┌──
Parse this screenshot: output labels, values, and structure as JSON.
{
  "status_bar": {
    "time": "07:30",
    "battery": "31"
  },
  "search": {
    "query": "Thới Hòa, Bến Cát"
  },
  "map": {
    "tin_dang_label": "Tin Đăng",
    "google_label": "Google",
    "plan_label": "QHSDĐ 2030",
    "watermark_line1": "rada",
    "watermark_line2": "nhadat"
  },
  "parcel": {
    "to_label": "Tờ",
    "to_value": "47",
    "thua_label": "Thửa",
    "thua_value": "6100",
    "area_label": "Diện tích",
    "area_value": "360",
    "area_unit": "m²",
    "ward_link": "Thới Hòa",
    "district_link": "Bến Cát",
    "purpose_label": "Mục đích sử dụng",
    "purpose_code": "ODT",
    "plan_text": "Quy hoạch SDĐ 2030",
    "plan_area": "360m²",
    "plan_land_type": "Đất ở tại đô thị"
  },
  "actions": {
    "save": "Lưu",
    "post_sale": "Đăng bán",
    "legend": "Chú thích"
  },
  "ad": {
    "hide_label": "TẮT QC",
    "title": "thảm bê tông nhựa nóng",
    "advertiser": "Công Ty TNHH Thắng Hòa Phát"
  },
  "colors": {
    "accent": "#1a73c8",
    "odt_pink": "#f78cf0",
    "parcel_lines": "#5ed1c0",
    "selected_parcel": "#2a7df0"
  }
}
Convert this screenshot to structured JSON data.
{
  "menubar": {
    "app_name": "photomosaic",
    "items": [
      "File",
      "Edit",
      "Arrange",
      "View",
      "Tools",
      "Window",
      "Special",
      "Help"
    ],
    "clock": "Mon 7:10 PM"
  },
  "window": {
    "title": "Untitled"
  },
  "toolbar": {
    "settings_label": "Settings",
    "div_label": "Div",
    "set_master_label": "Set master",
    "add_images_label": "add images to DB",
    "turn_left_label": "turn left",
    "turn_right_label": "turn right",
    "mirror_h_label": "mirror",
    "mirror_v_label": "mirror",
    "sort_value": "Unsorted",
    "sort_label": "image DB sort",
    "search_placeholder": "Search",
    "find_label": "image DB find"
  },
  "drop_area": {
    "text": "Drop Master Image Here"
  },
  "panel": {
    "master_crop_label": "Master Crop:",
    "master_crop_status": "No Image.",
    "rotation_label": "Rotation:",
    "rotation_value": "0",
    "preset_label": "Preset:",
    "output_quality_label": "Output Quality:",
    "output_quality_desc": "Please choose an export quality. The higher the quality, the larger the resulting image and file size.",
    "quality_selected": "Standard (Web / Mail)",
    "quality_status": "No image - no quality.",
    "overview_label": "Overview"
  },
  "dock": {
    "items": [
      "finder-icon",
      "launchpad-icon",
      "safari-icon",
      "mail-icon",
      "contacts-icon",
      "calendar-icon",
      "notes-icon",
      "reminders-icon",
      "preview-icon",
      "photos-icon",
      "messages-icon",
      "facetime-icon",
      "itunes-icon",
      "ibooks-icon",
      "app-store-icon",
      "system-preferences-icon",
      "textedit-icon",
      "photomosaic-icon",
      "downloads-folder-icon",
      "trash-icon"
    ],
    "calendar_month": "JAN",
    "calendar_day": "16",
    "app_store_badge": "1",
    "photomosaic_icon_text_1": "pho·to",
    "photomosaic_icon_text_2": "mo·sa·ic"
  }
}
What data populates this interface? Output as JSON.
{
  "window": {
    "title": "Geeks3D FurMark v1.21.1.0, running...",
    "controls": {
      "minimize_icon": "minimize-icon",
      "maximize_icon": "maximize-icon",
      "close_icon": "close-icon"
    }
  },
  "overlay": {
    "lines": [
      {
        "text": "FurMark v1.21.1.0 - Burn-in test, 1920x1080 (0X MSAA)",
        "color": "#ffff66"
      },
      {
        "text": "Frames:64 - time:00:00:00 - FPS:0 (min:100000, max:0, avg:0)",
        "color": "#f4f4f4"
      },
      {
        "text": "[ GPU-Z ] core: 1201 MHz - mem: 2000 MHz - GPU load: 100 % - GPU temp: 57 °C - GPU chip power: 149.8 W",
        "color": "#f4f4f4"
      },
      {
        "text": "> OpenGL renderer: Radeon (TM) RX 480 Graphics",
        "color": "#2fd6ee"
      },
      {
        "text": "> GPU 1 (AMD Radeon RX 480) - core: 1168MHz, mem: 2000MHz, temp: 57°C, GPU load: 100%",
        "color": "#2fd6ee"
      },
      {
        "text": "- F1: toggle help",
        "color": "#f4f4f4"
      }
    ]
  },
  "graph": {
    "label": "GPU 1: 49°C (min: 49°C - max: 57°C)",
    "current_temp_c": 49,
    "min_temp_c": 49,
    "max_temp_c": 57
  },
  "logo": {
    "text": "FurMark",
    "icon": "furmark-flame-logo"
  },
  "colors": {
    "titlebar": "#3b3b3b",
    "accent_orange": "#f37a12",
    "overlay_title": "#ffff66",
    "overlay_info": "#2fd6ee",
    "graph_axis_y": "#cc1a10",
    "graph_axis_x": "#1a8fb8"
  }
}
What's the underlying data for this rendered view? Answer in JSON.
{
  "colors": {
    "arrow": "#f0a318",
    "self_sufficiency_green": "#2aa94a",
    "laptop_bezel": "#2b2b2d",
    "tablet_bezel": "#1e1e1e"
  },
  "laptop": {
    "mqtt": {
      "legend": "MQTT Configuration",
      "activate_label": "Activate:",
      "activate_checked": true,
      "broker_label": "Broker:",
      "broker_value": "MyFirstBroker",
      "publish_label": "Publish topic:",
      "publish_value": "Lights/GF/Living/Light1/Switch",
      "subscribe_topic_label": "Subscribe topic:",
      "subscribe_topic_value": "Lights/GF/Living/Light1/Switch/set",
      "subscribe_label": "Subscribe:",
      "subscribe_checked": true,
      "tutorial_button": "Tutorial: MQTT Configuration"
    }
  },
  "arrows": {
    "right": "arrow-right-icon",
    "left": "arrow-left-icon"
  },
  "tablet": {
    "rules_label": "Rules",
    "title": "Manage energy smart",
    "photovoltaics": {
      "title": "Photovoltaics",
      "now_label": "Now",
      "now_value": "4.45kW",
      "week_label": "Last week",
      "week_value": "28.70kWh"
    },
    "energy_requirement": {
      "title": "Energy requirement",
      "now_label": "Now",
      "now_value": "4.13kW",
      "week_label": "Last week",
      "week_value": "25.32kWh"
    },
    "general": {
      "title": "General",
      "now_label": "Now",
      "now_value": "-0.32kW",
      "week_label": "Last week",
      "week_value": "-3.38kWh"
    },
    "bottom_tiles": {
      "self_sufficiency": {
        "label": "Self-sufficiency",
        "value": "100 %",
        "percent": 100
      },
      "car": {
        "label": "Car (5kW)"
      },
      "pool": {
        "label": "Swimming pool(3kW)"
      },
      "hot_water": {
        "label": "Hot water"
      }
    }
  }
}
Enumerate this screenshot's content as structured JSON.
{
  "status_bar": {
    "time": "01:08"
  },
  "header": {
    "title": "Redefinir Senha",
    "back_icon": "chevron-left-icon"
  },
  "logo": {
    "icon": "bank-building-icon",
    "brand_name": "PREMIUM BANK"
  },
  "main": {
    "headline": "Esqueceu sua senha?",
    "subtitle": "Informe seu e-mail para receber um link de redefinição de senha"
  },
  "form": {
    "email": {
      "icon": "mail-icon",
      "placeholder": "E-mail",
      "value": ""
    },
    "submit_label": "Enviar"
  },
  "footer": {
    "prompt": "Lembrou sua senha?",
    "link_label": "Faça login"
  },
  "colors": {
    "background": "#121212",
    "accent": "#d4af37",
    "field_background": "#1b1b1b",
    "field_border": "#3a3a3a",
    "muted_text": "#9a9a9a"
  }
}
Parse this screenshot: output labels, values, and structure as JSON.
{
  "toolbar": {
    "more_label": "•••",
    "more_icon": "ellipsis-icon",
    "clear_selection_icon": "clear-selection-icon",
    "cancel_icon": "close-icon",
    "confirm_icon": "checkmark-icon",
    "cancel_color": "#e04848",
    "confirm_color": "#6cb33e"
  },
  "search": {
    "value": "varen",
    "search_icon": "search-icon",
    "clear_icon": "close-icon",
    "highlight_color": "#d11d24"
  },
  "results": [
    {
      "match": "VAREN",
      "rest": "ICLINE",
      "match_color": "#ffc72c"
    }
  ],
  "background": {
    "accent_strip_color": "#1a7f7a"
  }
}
└──
• EXERCISE TASK
Select the lines from the entries that include the word "left".

• RESPONSE
    "turn_left_label": "turn left",
    "left": "arrow-left-icon"
    "back_icon": "chevron-left-icon"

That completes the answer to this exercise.